TASK DETAILS — Would you go through the records below and copy each line with the string "JSON"?

━━ DATA

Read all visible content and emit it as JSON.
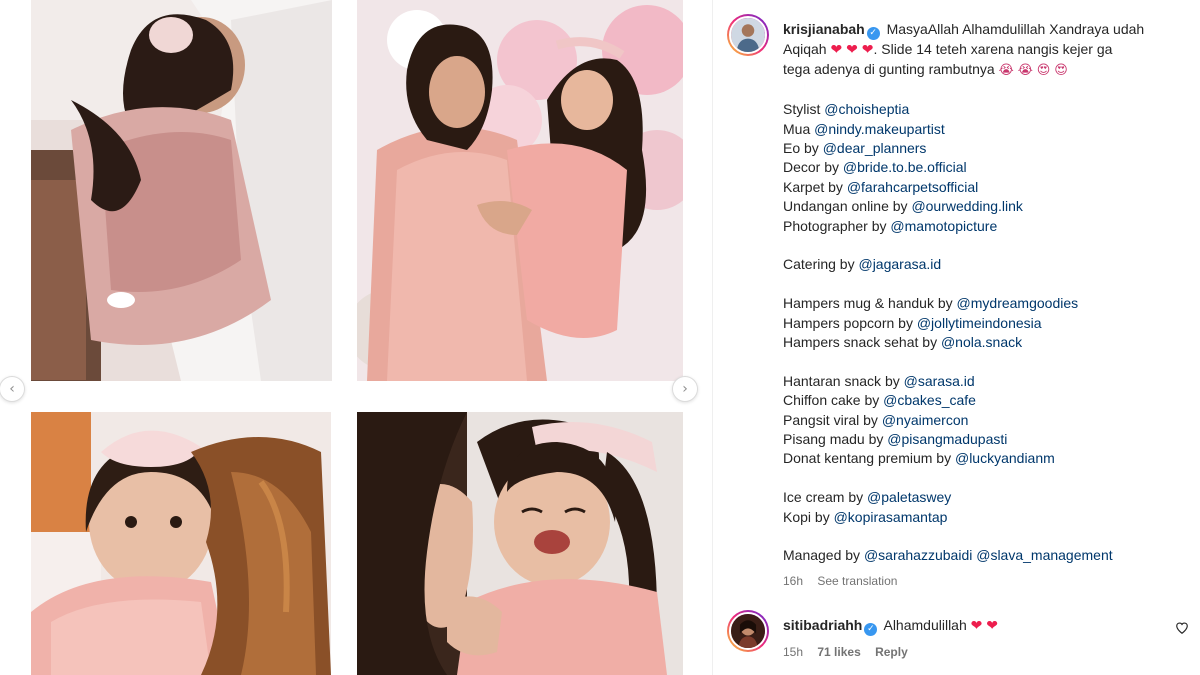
{
  "post": {
    "username": "krisjianabah",
    "caption_intro": "MasyaAllah Alhamdulillah Xandraya udah",
    "caption_intro2": "Aqiqah",
    "caption_slide": ". Slide 14 teteh xarena nangis kejer ga",
    "caption_slide2": "tega adenya di gunting rambutnya",
    "credits": [
      {
        "label": "Stylist",
        "handle": "@choisheptia"
      },
      {
        "label": "Mua",
        "handle": "@nindy.makeupartist"
      },
      {
        "label": "Eo by",
        "handle": "@dear_planners"
      },
      {
        "label": "Decor by",
        "handle": "@bride.to.be.official"
      },
      {
        "label": "Karpet by",
        "handle": "@farahcarpetsofficial"
      },
      {
        "label": "Undangan online by",
        "handle": "@ourwedding.link"
      },
      {
        "label": "Photographer by",
        "handle": "@mamotopicture"
      },
      {
        "label": "Catering by",
        "handle": "@jagarasa.id"
      },
      {
        "label": "Hampers mug & handuk by",
        "handle": "@mydreamgoodies"
      },
      {
        "label": "Hampers popcorn by",
        "handle": "@jollytimeindonesia"
      },
      {
        "label": "Hampers snack sehat by",
        "handle": "@nola.snack"
      },
      {
        "label": "Hantaran snack by",
        "handle": "@sarasa.id"
      },
      {
        "label": "Chiffon cake by",
        "handle": "@cbakes_cafe"
      },
      {
        "label": "Pangsit viral by",
        "handle": "@nyaimercon"
      },
      {
        "label": "Pisang madu by",
        "handle": "@pisangmadupasti"
      },
      {
        "label": "Donat kentang premium by",
        "handle": "@luckyandianm"
      },
      {
        "label": "Ice cream by",
        "handle": "@paletaswey"
      },
      {
        "label": "Kopi by",
        "handle": "@kopirasamantap"
      }
    ],
    "managed_label": "Managed by",
    "managed_handle_1": "@sarahazzubaidi",
    "managed_handle_2": "@slava_management",
    "time": "16h",
    "see_translation": "See translation"
  },
  "comment": {
    "username": "sitibadriahh",
    "text": "Alhamdulillah",
    "time": "15h",
    "likes": "71 likes",
    "reply": "Reply"
  },
  "icons": {
    "verified": "verified-badge-icon",
    "heart": "red-heart-emoji",
    "like": "heart-outline-icon",
    "prev": "chevron-left-icon",
    "next": "chevron-right-icon"
  },
  "colors": {
    "mention": "#00376b",
    "verified": "#3897f0",
    "meta": "#737373",
    "heart": "#ed1e4e"
  }
}
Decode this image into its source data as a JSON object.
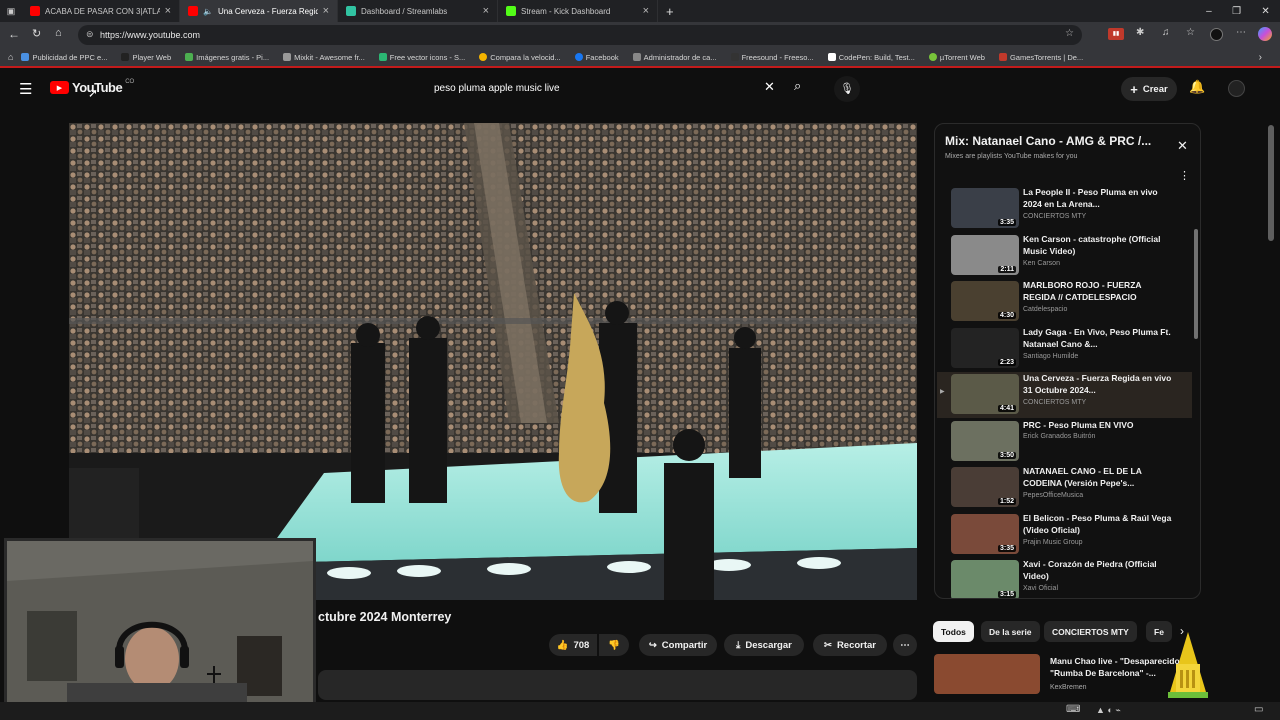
{
  "browser": {
    "tabs": [
      {
        "label": "ACABA DE PASAR CON 3|ATLAS",
        "color": "#ff0000",
        "active": false
      },
      {
        "label": "Una Cerveza - Fuerza Regid",
        "color": "#ff0000",
        "active": true
      },
      {
        "label": "Dashboard / Streamlabs",
        "color": "#31c3a2",
        "active": false
      },
      {
        "label": "Stream - Kick Dashboard",
        "color": "#53fc18",
        "active": false
      }
    ],
    "url": "https://www.youtube.com",
    "bookmarks": [
      "Publicidad de PPC e...",
      "Player Web",
      "Imágenes gratis - Pi...",
      "Mixkit - Awesome fr...",
      "Free vector icons - S...",
      "Compara la velocid...",
      "Facebook",
      "Administrador de ca...",
      "Freesound - Freeso...",
      "CodePen: Build, Test...",
      "µTorrent Web",
      "GamesTorrents | De..."
    ]
  },
  "youtube": {
    "logo_text": "YouTube",
    "logo_region": "CO",
    "search_query": "peso pluma apple music live",
    "create_label": "Crear"
  },
  "video": {
    "title_visible": "ctubre 2024 Monterrey",
    "likes": "708",
    "share_label": "Compartir",
    "download_label": "Descargar",
    "clip_label": "Recortar"
  },
  "playlist": {
    "title": "Mix: Natanael Cano - AMG & PRC /...",
    "subtitle": "Mixes are playlists YouTube makes for you",
    "items": [
      {
        "title": "La People II - Peso Pluma en vivo 2024 en La Arena...",
        "channel": "CONCIERTOS MTY",
        "duration": "3:35",
        "current": false,
        "thumb": "#3a3f48"
      },
      {
        "title": "Ken Carson - catastrophe (Official Music Video)",
        "channel": "Ken Carson",
        "duration": "2:11",
        "current": false,
        "thumb": "#8a8a8a"
      },
      {
        "title": "MARLBORO ROJO - FUERZA REGIDA // CATDELESPACIO",
        "channel": "Catdelespacio",
        "duration": "4:30",
        "current": false,
        "thumb": "#4a4030"
      },
      {
        "title": "Lady Gaga - En Vivo, Peso Pluma Ft. Natanael Cano &...",
        "channel": "Santiago Humilde",
        "duration": "2:23",
        "current": false,
        "thumb": "#232323"
      },
      {
        "title": "Una Cerveza - Fuerza Regida en vivo 31 Octubre 2024...",
        "channel": "CONCIERTOS MTY",
        "duration": "4:41",
        "current": true,
        "thumb": "#5b5a48"
      },
      {
        "title": "PRC - Peso Pluma EN VIVO",
        "channel": "Erick Granados Buitrón",
        "duration": "3:50",
        "current": false,
        "thumb": "#6c7060"
      },
      {
        "title": "NATANAEL CANO - EL DE LA CODEINA (Versión Pepe's...",
        "channel": "PepesOfficeMusica",
        "duration": "1:52",
        "current": false,
        "thumb": "#4a3d36"
      },
      {
        "title": "El Belicon - Peso Pluma & Raúl Vega (Video Oficial)",
        "channel": "Prajin Music Group",
        "duration": "3:35",
        "current": false,
        "thumb": "#7a4a3a"
      },
      {
        "title": "Xavi - Corazón de Piedra (Official Video)",
        "channel": "Xavi Oficial",
        "duration": "3:15",
        "current": false,
        "thumb": "#6b8a6a"
      }
    ]
  },
  "chips": [
    "Todos",
    "De la serie",
    "CONCIERTOS MTY",
    "Fe"
  ],
  "recommendation": {
    "title": "Manu Chao live - \"Desaparecido & \"Rumba De Barcelona\" -...",
    "channel": "KexBremen"
  }
}
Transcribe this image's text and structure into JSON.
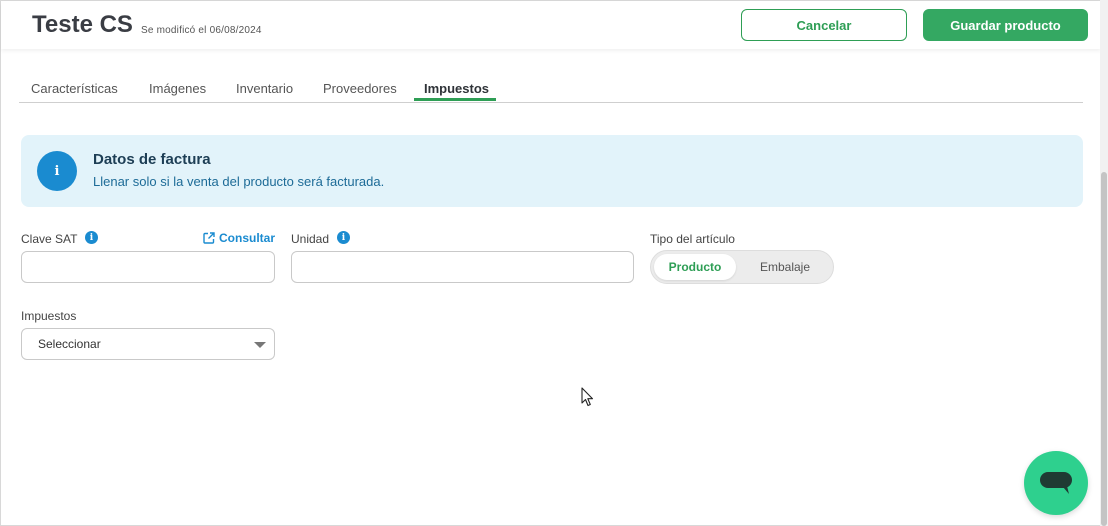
{
  "header": {
    "title": "Teste CS",
    "modified": "Se modificó el 06/08/2024",
    "cancel_label": "Cancelar",
    "save_label": "Guardar producto"
  },
  "tabs": [
    {
      "label": "Características",
      "active": false
    },
    {
      "label": "Imágenes",
      "active": false
    },
    {
      "label": "Inventario",
      "active": false
    },
    {
      "label": "Proveedores",
      "active": false
    },
    {
      "label": "Impuestos",
      "active": true
    }
  ],
  "banner": {
    "icon": "info-icon",
    "title": "Datos de factura",
    "text": "Llenar solo si la venta del producto será facturada."
  },
  "form": {
    "clave_sat": {
      "label": "Clave SAT",
      "value": "",
      "link_label": "Consultar"
    },
    "unidad": {
      "label": "Unidad",
      "value": ""
    },
    "tipo": {
      "label": "Tipo del artículo",
      "options": [
        "Producto",
        "Embalaje"
      ],
      "selected": "Producto"
    },
    "impuestos": {
      "label": "Impuestos",
      "selected": "Seleccionar"
    }
  },
  "colors": {
    "accent_green": "#2e9e55",
    "info_blue": "#1a8bd0",
    "banner_bg": "#e2f3fa",
    "chat_fab": "#2ed08e"
  }
}
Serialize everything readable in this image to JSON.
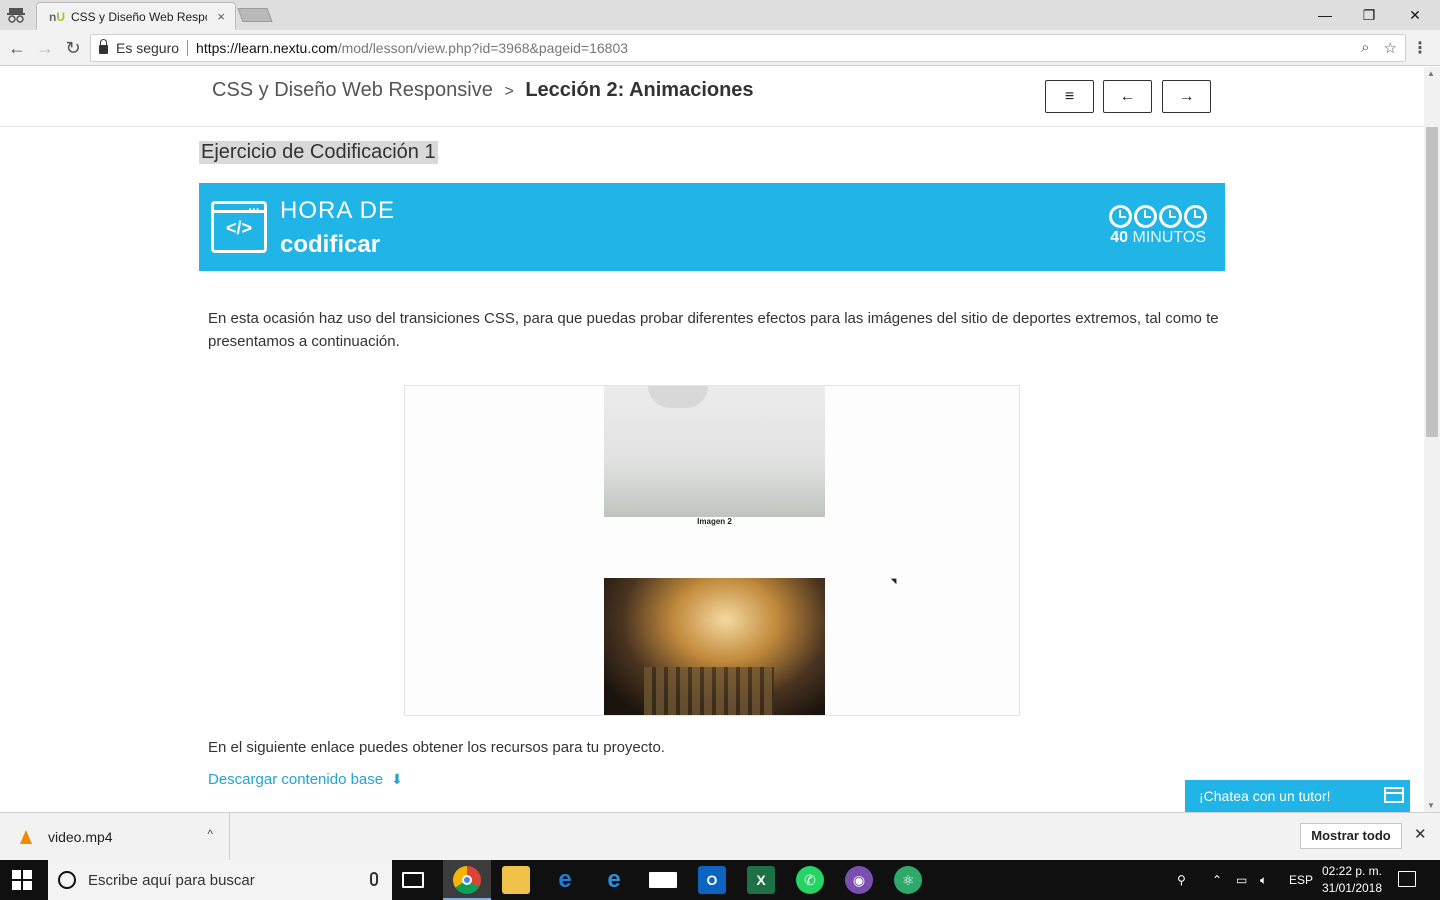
{
  "browser": {
    "tab_title": "CSS y Diseño Web Respo",
    "tab_close": "×",
    "secure_label": "Es seguro",
    "url_host": "https://learn.nextu.com",
    "url_path": "/mod/lesson/view.php?id=3968&pageid=16803",
    "min": "—",
    "restore": "❐",
    "close": "✕"
  },
  "header": {
    "course": "CSS y Diseño Web Responsive",
    "separator": ">",
    "lesson": "Lección 2: Animaciones",
    "menu_icon": "≡",
    "prev_icon": "←",
    "next_icon": "→"
  },
  "content": {
    "exercise_title": "Ejercicio de Codificación 1",
    "banner_line1": "HORA DE",
    "banner_line2": "codificar",
    "banner_icon_symbol": "</>",
    "duration_number": "40",
    "duration_unit": "MINUTOS",
    "intro": "En esta ocasión haz uso del transiciones CSS, para que puedas probar diferentes efectos para las imágenes del sitio de deportes extremos, tal como te presentamos a continuación.",
    "image2_caption": "Imagen 2",
    "resources_text": "En el siguiente enlace puedes obtener los recursos para tu proyecto.",
    "download_link": "Descargar contenido base",
    "download_icon": "⬇"
  },
  "chat": {
    "label": "¡Chatea con un tutor!"
  },
  "download_bar": {
    "file": "video.mp4",
    "chevron": "^",
    "show_all": "Mostrar todo",
    "close": "✕"
  },
  "taskbar": {
    "search_placeholder": "Escribe aquí para buscar",
    "lang": "ESP",
    "time": "02:22 p. m.",
    "date": "31/01/2018"
  },
  "colors": {
    "accent": "#20b5e6",
    "link": "#20a3d6"
  }
}
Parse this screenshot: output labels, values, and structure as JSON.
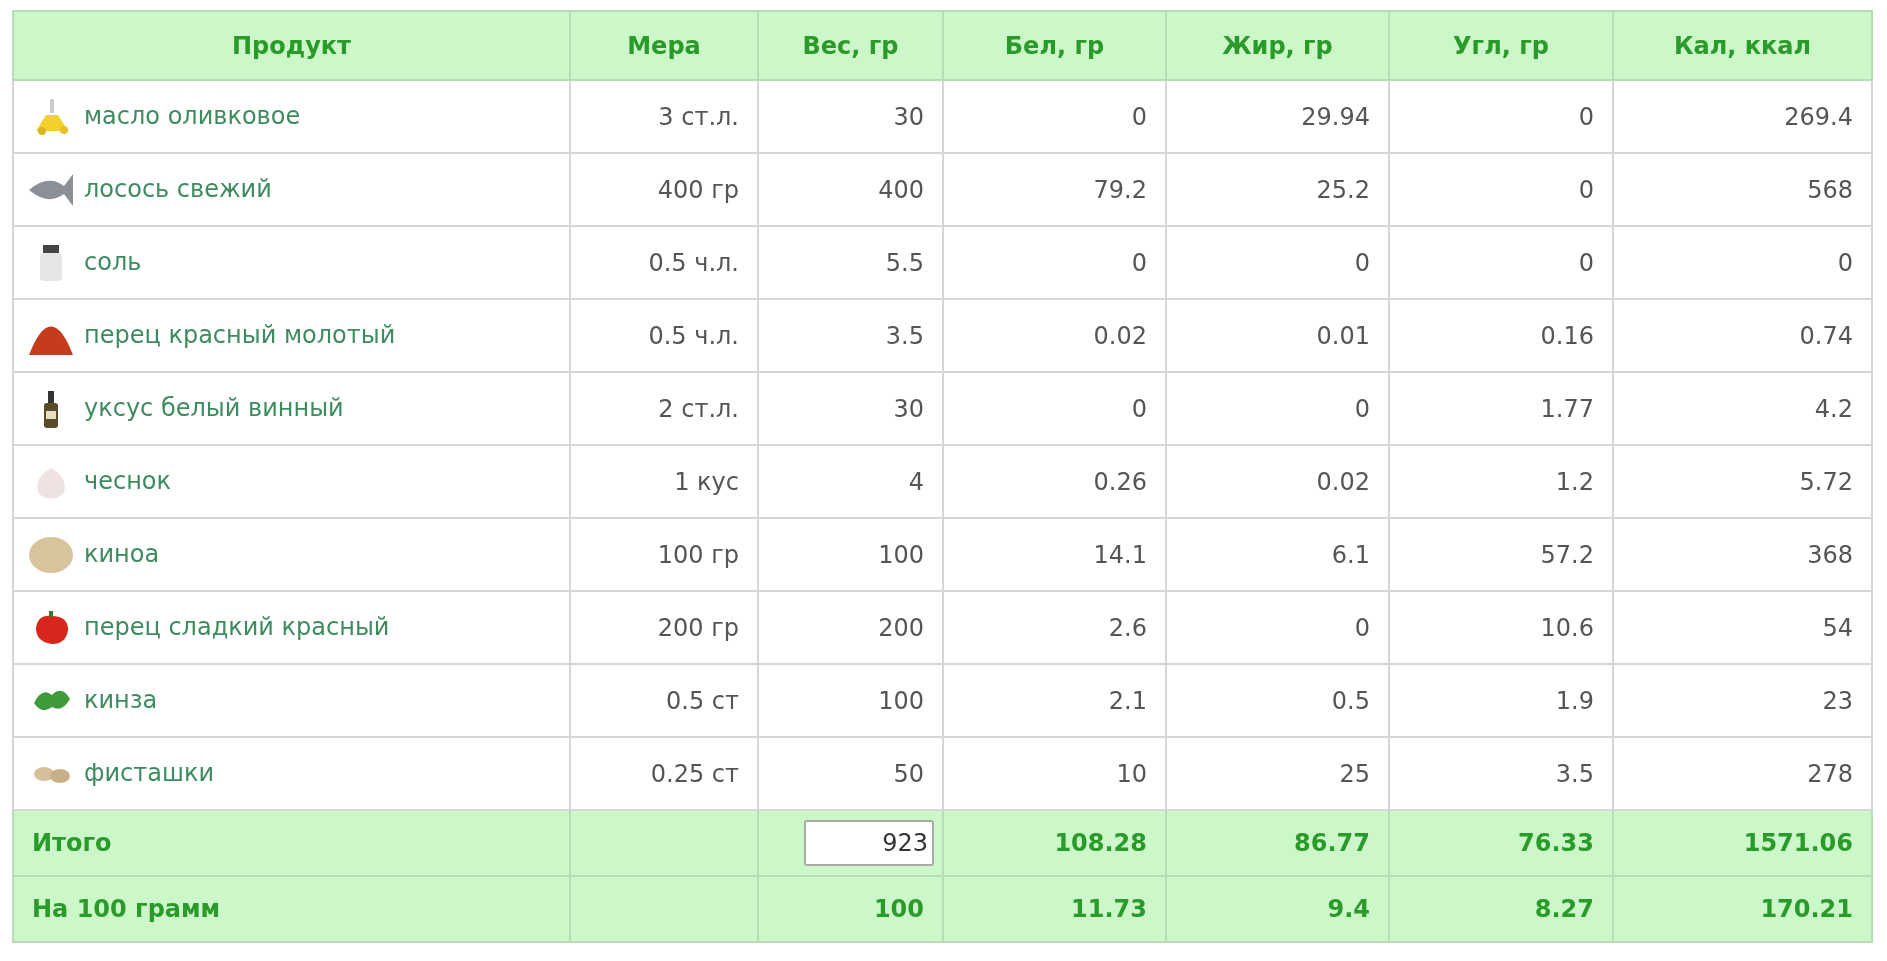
{
  "columns": [
    "Продукт",
    "Мера",
    "Вес, гр",
    "Бел, гр",
    "Жир, гр",
    "Угл, гр",
    "Кал, ккал"
  ],
  "rows": [
    {
      "product": "масло оливковое",
      "measure": "3 ст.л.",
      "weight": "30",
      "protein": "0",
      "fat": "29.94",
      "carbs": "0",
      "kcal": "269.4"
    },
    {
      "product": "лосось свежий",
      "measure": "400 гр",
      "weight": "400",
      "protein": "79.2",
      "fat": "25.2",
      "carbs": "0",
      "kcal": "568"
    },
    {
      "product": "соль",
      "measure": "0.5 ч.л.",
      "weight": "5.5",
      "protein": "0",
      "fat": "0",
      "carbs": "0",
      "kcal": "0"
    },
    {
      "product": "перец красный молотый",
      "measure": "0.5 ч.л.",
      "weight": "3.5",
      "protein": "0.02",
      "fat": "0.01",
      "carbs": "0.16",
      "kcal": "0.74"
    },
    {
      "product": "уксус белый винный",
      "measure": "2 ст.л.",
      "weight": "30",
      "protein": "0",
      "fat": "0",
      "carbs": "1.77",
      "kcal": "4.2"
    },
    {
      "product": "чеснок",
      "measure": "1 кус",
      "weight": "4",
      "protein": "0.26",
      "fat": "0.02",
      "carbs": "1.2",
      "kcal": "5.72"
    },
    {
      "product": "киноа",
      "measure": "100 гр",
      "weight": "100",
      "protein": "14.1",
      "fat": "6.1",
      "carbs": "57.2",
      "kcal": "368"
    },
    {
      "product": "перец сладкий красный",
      "measure": "200 гр",
      "weight": "200",
      "protein": "2.6",
      "fat": "0",
      "carbs": "10.6",
      "kcal": "54"
    },
    {
      "product": "кинза",
      "measure": "0.5 ст",
      "weight": "100",
      "protein": "2.1",
      "fat": "0.5",
      "carbs": "1.9",
      "kcal": "23"
    },
    {
      "product": "фисташки",
      "measure": "0.25 ст",
      "weight": "50",
      "protein": "10",
      "fat": "25",
      "carbs": "3.5",
      "kcal": "278"
    }
  ],
  "totals": [
    {
      "label": "Итого",
      "kind": "editable",
      "weight": "923",
      "protein": "108.28",
      "fat": "86.77",
      "carbs": "76.33",
      "kcal": "1571.06"
    },
    {
      "label": "На 100 грамм",
      "kind": "fixed",
      "weight": "100",
      "protein": "11.73",
      "fat": "9.4",
      "carbs": "8.27",
      "kcal": "170.21"
    }
  ]
}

━━━━

OUTPUT OF THE TASK —
Read all visible content and emit it as JSON.
Decode this image into its source data as a JSON object.
Transcribe this image's text and structure into JSON.
Serialize everything readable in this image to JSON.
Parse this screenshot: output labels, values, and structure as JSON.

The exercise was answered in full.